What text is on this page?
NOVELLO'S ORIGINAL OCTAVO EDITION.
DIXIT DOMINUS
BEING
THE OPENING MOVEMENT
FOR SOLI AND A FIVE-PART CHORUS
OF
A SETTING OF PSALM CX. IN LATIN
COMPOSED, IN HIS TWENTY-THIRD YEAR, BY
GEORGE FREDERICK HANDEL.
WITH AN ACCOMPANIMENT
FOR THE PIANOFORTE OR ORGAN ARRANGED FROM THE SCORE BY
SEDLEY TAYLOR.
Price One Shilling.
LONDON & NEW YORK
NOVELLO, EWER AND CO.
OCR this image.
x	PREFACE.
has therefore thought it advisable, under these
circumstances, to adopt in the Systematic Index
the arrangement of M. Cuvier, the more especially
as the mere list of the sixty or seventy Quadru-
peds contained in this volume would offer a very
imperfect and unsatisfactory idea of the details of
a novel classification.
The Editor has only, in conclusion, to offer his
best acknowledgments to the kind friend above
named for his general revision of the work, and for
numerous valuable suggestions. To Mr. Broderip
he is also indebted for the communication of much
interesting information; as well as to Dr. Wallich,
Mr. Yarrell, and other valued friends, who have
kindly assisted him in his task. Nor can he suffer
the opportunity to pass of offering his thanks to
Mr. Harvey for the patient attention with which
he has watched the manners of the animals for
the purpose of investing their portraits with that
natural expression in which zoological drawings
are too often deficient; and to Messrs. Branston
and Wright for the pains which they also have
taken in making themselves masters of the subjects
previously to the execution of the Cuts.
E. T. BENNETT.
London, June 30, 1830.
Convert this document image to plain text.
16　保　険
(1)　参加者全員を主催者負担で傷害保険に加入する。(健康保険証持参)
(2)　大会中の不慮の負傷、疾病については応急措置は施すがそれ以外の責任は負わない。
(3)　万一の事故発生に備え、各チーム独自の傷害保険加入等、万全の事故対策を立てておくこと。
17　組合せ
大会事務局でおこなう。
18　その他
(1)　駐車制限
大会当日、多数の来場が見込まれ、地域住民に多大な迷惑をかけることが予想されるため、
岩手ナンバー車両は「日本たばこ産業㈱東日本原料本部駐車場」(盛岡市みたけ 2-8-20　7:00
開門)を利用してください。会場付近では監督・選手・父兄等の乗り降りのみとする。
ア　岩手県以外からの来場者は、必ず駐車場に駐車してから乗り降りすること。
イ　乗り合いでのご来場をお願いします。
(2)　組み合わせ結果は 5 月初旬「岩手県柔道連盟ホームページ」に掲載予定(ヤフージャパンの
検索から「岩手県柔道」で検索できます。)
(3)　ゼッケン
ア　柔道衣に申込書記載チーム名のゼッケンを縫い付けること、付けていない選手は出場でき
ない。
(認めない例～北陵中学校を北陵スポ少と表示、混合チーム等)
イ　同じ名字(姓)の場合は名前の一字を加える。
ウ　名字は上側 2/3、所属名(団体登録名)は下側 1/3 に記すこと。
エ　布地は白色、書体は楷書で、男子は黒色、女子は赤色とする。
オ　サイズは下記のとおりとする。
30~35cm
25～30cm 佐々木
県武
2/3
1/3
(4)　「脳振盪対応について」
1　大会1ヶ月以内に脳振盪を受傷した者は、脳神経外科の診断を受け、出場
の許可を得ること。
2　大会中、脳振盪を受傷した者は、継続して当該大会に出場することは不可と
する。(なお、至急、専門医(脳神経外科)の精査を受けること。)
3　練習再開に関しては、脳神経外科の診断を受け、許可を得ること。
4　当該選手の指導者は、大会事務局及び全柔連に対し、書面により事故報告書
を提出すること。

┄┄┄┄┄┄

# Your goal
Determine the number of lines in the data that contain "which" as a word or string, and state only that number.

# Task solution
3